* JOB *
Give back only the lines from the one with "Decode this image" through the last line of the data, exactly as they appear.

[Figure record listings]
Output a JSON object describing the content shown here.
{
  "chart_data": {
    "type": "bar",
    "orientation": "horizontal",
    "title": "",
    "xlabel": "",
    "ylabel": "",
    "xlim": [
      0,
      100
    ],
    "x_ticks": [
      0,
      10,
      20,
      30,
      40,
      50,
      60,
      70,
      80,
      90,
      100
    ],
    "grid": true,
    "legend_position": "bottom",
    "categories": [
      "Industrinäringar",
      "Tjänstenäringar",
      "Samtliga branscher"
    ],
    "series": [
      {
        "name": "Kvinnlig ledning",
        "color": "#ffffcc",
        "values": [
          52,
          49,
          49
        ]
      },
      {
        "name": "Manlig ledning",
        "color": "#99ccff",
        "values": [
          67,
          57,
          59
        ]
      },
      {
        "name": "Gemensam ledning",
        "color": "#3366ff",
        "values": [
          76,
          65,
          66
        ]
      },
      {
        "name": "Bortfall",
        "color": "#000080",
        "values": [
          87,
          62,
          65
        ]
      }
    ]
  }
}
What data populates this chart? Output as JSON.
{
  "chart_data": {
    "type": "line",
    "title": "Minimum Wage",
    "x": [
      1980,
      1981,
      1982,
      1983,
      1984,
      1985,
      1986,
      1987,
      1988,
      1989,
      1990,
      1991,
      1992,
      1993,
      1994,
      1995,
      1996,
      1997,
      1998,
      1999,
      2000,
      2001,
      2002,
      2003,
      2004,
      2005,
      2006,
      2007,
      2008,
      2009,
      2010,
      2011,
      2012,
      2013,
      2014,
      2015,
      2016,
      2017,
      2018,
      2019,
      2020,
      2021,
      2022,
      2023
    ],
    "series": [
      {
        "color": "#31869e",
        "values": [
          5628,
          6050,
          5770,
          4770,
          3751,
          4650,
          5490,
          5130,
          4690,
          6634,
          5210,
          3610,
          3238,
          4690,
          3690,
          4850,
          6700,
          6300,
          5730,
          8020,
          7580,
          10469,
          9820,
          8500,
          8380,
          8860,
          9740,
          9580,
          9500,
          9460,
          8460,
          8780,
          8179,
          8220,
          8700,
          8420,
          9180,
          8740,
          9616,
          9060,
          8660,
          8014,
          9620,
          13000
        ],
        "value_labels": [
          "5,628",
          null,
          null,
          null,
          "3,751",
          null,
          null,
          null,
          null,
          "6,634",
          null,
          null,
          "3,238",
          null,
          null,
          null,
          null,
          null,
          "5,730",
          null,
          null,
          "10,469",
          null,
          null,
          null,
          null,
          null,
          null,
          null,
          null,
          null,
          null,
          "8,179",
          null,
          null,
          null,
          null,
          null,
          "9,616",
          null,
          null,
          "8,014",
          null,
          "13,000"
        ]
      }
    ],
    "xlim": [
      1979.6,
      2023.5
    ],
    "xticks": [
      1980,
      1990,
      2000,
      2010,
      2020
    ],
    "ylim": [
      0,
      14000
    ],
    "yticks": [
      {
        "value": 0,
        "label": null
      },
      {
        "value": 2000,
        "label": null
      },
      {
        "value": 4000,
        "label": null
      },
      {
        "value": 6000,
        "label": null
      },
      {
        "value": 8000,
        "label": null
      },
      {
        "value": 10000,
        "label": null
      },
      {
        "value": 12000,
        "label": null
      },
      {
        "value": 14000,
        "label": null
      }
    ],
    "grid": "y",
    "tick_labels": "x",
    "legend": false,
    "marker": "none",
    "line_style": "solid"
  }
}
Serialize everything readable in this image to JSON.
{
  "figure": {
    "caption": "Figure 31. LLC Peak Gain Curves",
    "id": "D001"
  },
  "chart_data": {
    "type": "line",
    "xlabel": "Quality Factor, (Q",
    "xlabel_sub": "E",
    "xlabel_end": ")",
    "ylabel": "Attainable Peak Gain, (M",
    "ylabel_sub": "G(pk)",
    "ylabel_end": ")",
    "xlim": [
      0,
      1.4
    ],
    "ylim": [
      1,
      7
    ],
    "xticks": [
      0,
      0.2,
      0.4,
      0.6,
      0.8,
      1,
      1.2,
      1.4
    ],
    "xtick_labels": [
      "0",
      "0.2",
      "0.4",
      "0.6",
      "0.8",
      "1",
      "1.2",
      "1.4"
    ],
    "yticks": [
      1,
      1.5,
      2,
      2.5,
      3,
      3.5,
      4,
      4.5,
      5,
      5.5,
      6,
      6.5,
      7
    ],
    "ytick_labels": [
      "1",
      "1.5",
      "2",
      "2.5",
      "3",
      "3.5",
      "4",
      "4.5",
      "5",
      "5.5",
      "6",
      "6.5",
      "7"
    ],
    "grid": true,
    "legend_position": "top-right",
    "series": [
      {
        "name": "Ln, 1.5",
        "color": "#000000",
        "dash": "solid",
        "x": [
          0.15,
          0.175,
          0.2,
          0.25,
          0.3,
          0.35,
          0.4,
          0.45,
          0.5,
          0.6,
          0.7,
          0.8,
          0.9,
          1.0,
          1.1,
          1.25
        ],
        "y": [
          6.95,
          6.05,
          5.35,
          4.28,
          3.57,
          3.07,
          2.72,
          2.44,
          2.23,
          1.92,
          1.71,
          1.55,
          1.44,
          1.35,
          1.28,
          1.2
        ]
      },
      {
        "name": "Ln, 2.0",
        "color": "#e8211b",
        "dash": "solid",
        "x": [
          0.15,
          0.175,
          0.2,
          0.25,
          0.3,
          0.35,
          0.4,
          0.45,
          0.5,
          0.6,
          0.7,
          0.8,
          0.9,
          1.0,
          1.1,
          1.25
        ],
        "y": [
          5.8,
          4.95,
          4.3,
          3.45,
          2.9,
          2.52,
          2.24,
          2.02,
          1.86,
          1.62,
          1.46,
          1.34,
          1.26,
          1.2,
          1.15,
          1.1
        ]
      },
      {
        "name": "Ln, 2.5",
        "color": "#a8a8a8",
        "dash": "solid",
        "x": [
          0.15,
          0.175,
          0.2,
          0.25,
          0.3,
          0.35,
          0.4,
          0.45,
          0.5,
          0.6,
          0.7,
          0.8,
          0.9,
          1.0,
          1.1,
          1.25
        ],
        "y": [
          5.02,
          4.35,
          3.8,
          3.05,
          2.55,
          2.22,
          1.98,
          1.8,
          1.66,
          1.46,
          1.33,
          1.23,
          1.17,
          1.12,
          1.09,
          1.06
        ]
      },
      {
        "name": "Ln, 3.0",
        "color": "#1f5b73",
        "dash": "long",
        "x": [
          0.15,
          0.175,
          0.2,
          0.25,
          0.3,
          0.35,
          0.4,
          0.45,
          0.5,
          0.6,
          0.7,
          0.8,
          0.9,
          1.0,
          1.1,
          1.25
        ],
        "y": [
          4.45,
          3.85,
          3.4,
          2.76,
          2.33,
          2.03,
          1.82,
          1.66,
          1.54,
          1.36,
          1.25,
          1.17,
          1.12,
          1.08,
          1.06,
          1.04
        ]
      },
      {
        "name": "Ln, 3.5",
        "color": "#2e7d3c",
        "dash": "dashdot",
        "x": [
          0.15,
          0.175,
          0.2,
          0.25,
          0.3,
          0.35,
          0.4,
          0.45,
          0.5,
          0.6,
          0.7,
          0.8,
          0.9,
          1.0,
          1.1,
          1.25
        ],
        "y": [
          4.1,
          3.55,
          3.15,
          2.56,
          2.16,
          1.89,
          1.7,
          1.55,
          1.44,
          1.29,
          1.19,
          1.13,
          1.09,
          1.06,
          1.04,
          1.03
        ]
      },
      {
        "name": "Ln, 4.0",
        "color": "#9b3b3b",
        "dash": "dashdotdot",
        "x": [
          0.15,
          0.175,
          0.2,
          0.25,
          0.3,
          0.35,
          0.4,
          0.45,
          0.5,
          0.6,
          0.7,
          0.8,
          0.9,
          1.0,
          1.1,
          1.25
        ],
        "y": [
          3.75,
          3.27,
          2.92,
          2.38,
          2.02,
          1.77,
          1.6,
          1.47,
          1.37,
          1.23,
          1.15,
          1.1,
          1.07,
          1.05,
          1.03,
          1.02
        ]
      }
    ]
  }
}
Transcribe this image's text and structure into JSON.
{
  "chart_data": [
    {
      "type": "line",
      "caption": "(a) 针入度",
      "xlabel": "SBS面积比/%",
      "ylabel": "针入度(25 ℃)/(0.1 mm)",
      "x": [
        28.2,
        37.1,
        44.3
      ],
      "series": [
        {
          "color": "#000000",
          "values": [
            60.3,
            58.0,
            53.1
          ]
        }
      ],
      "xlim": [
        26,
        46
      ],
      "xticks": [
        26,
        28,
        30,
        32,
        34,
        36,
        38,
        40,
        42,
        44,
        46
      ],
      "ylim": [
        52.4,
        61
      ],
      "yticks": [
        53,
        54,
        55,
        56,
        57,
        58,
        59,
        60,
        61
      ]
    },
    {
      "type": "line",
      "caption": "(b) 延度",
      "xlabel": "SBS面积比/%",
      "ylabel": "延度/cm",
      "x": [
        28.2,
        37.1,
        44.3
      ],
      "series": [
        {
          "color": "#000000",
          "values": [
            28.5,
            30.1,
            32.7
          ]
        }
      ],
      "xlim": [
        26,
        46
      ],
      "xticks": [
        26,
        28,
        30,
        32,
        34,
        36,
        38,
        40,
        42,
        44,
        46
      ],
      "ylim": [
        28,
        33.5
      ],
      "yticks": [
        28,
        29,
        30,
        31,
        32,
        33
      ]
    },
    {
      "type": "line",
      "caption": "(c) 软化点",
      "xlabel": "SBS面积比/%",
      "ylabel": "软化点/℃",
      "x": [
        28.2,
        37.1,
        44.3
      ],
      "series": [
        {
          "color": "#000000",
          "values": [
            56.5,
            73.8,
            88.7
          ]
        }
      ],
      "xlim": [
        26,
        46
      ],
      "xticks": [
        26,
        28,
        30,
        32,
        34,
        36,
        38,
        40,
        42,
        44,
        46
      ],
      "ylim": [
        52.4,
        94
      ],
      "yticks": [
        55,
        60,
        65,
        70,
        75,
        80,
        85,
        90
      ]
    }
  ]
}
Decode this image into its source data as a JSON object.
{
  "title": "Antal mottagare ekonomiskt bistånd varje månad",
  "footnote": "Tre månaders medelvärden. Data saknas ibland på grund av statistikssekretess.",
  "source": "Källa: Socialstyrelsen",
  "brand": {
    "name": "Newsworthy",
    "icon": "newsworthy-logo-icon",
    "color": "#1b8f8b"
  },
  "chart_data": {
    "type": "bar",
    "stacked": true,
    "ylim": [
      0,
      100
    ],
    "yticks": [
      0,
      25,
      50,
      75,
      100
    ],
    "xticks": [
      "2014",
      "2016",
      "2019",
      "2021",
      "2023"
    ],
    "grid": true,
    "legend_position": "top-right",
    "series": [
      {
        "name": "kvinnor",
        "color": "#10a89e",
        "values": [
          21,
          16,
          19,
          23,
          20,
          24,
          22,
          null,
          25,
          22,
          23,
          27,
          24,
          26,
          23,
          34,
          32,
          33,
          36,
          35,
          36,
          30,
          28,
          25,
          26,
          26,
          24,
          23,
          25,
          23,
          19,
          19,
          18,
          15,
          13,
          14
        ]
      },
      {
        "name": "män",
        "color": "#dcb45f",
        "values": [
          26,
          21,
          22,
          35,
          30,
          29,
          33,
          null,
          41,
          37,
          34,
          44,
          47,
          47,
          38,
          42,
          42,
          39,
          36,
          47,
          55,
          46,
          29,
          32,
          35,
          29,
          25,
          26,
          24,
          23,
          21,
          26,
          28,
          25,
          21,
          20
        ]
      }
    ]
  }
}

* SOLUTION TO THE PROBLEM *
Decode this image into its source data as a JSON object.
{
  "title": "Antal mottagare ekonomiskt bistånd varje månad",
  "footnote": "Tre månaders medelvärden. Data saknas ibland på grund av statistikssekretess.",
  "source": "Källa: Socialstyrelsen",
  "brand": {
    "name": "Newsworthy",
    "icon": "newsworthy-logo-icon",
    "color": "#1b8f8b"
  },
  "chart_data": {
    "type": "bar",
    "stacked": true,
    "ylim": [
      0,
      100
    ],
    "yticks": [
      0,
      25,
      50,
      75,
      100
    ],
    "xticks": [
      "2014",
      "2016",
      "2019",
      "2021",
      "2023"
    ],
    "grid": true,
    "legend_position": "top-right",
    "series": [
      {
        "name": "kvinnor",
        "color": "#10a89e",
        "values": [
          21,
          16,
          19,
          23,
          20,
          24,
          22,
          null,
          25,
          22,
          23,
          27,
          24,
          26,
          23,
          34,
          32,
          33,
          36,
          35,
          36,
          30,
          28,
          25,
          26,
          26,
          24,
          23,
          25,
          23,
          19,
          19,
          18,
          15,
          13,
          14
        ]
      },
      {
        "name": "män",
        "color": "#dcb45f",
        "values": [
          26,
          21,
          22,
          35,
          30,
          29,
          33,
          null,
          41,
          37,
          34,
          44,
          47,
          47,
          38,
          42,
          42,
          39,
          36,
          47,
          55,
          46,
          29,
          32,
          35,
          29,
          25,
          26,
          24,
          23,
          21,
          26,
          28,
          25,
          21,
          20
        ]
      }
    ]
  }
}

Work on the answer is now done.